- Your instructions
In the data below, find every line that has the string "Paper", and copy it.

- Records provided
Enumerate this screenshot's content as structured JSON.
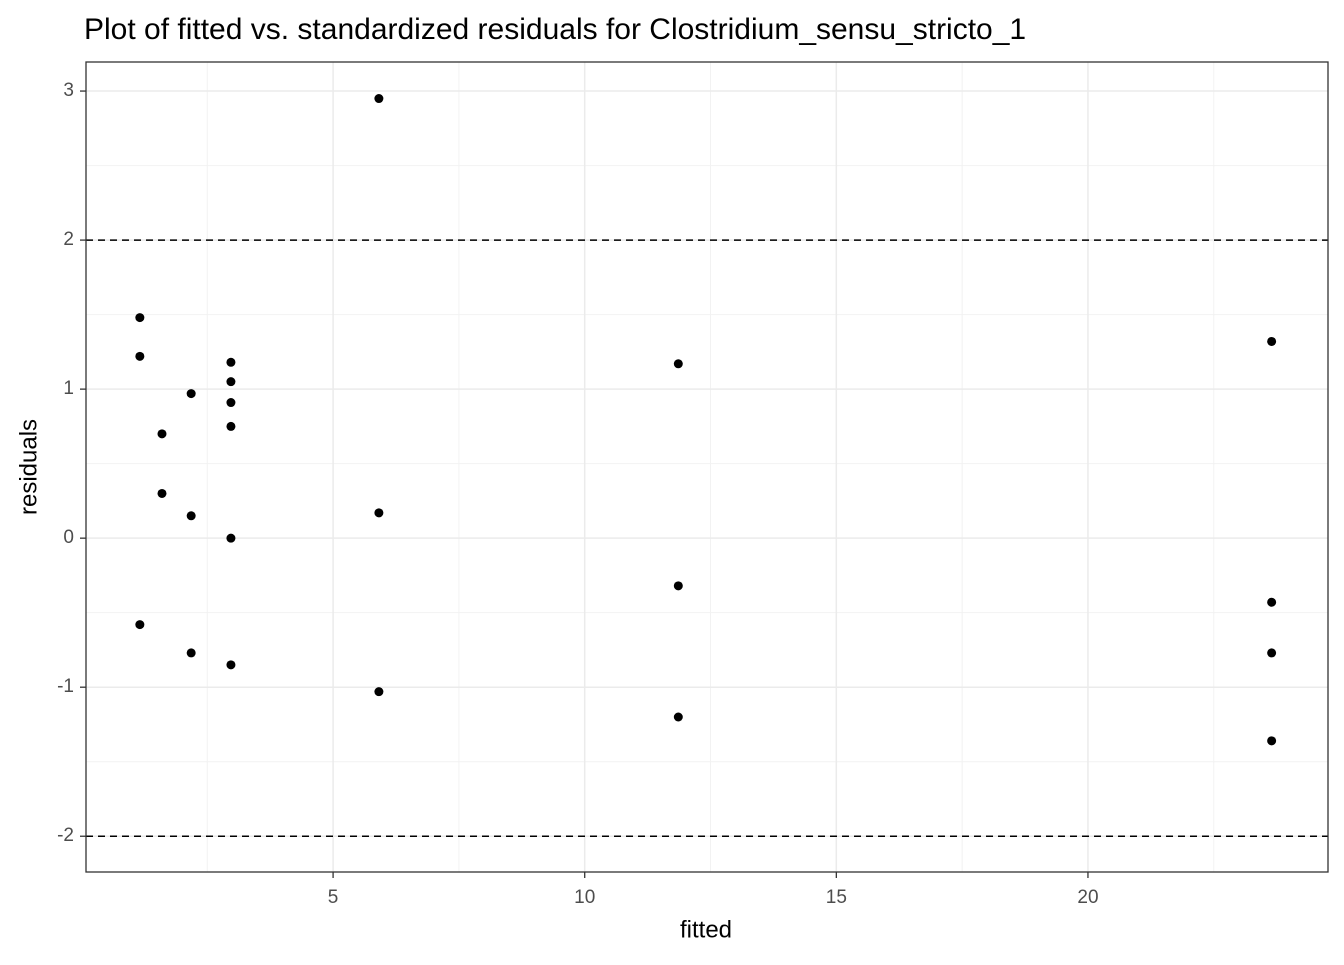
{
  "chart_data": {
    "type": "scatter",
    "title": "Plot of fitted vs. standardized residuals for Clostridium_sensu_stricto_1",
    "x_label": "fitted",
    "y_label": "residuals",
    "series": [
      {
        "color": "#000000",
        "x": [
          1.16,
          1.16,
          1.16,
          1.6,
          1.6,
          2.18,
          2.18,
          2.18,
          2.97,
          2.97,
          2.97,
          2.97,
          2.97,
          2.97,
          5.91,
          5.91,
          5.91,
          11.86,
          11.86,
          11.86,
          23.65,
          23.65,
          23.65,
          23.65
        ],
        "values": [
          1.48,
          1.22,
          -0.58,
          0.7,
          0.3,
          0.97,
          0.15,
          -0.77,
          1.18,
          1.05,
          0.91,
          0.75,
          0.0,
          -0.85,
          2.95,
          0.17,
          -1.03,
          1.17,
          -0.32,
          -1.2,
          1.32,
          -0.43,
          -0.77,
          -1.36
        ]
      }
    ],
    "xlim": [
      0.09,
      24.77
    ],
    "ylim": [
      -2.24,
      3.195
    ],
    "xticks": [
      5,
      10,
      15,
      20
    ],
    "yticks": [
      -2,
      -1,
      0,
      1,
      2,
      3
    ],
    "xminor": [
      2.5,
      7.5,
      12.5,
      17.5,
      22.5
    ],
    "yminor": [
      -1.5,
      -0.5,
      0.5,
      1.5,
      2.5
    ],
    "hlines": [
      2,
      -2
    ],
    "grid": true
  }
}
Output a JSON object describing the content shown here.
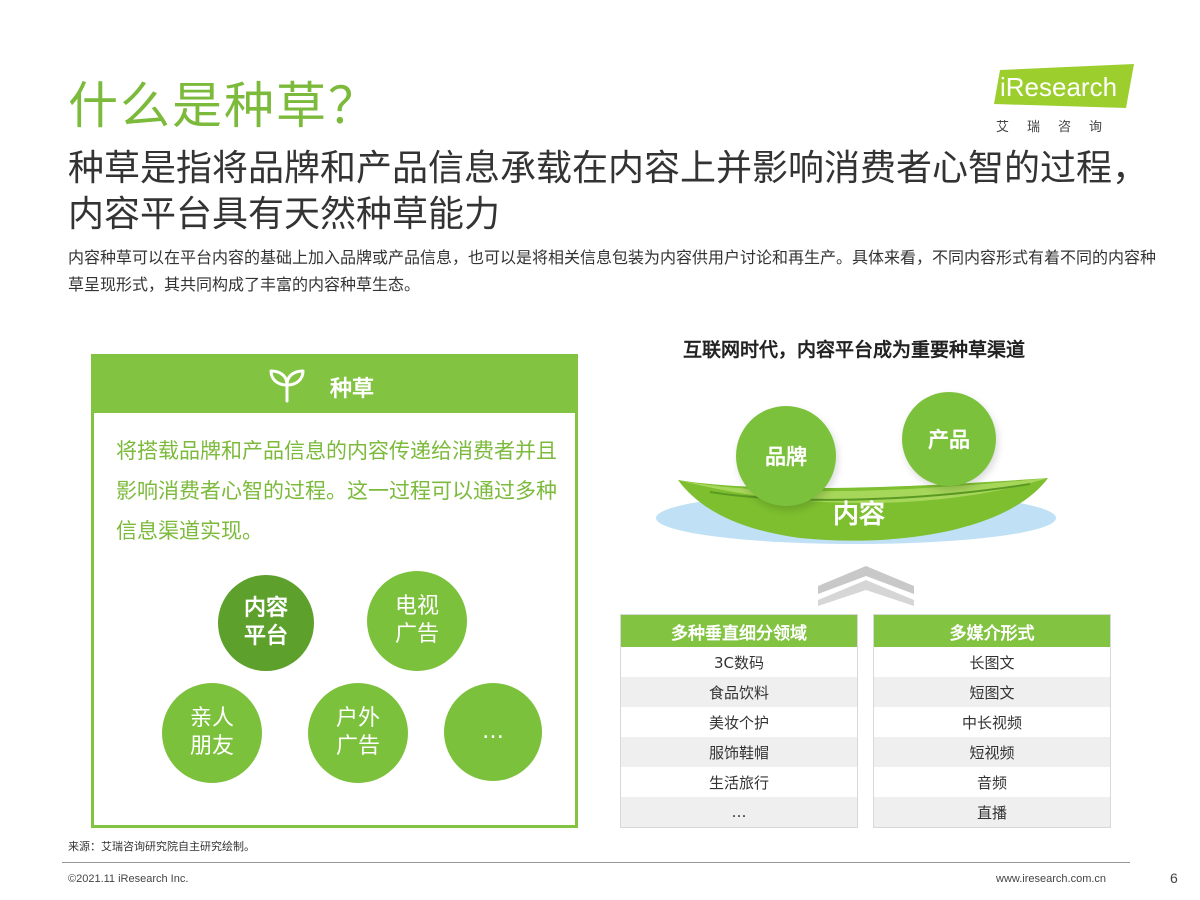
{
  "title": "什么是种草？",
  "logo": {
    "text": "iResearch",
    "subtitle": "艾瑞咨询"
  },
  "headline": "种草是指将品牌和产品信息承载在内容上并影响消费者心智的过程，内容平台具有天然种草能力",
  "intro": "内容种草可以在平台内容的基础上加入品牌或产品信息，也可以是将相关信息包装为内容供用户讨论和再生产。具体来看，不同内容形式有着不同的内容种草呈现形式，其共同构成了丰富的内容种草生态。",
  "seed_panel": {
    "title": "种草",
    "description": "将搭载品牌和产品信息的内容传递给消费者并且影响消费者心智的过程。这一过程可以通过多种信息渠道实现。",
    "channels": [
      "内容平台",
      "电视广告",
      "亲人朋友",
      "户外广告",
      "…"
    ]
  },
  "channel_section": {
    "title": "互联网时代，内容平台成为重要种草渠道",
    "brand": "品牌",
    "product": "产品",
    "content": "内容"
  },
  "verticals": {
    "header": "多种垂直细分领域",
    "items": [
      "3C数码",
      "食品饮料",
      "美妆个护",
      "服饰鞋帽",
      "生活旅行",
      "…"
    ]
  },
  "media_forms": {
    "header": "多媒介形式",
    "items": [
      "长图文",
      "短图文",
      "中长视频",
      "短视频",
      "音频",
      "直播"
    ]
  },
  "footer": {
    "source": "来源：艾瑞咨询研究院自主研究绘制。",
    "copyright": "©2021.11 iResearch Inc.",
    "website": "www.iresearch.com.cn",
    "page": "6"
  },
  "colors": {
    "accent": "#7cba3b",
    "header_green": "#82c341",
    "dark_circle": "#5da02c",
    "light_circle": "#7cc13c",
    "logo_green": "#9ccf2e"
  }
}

* * *

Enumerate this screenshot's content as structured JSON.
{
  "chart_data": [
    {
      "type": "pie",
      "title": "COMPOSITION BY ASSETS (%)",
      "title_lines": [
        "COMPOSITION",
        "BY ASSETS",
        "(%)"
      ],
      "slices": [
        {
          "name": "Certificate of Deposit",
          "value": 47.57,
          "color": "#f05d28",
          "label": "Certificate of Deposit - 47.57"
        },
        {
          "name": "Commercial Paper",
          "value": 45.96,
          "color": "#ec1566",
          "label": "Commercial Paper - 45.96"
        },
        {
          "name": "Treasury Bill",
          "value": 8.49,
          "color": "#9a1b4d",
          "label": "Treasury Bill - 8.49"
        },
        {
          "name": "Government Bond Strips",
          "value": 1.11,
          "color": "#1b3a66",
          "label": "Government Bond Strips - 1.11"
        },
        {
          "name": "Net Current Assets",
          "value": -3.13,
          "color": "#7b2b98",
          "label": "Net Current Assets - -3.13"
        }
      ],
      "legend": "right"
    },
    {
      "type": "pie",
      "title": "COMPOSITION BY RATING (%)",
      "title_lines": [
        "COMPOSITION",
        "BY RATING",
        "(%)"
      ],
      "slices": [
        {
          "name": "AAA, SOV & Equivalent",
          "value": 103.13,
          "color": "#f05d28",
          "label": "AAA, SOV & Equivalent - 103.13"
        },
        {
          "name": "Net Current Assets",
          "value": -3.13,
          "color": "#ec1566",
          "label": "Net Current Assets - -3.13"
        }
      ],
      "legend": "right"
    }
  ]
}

- Result
          "name": "Commercial Paper",
          "label": "Commercial Paper - 45.96"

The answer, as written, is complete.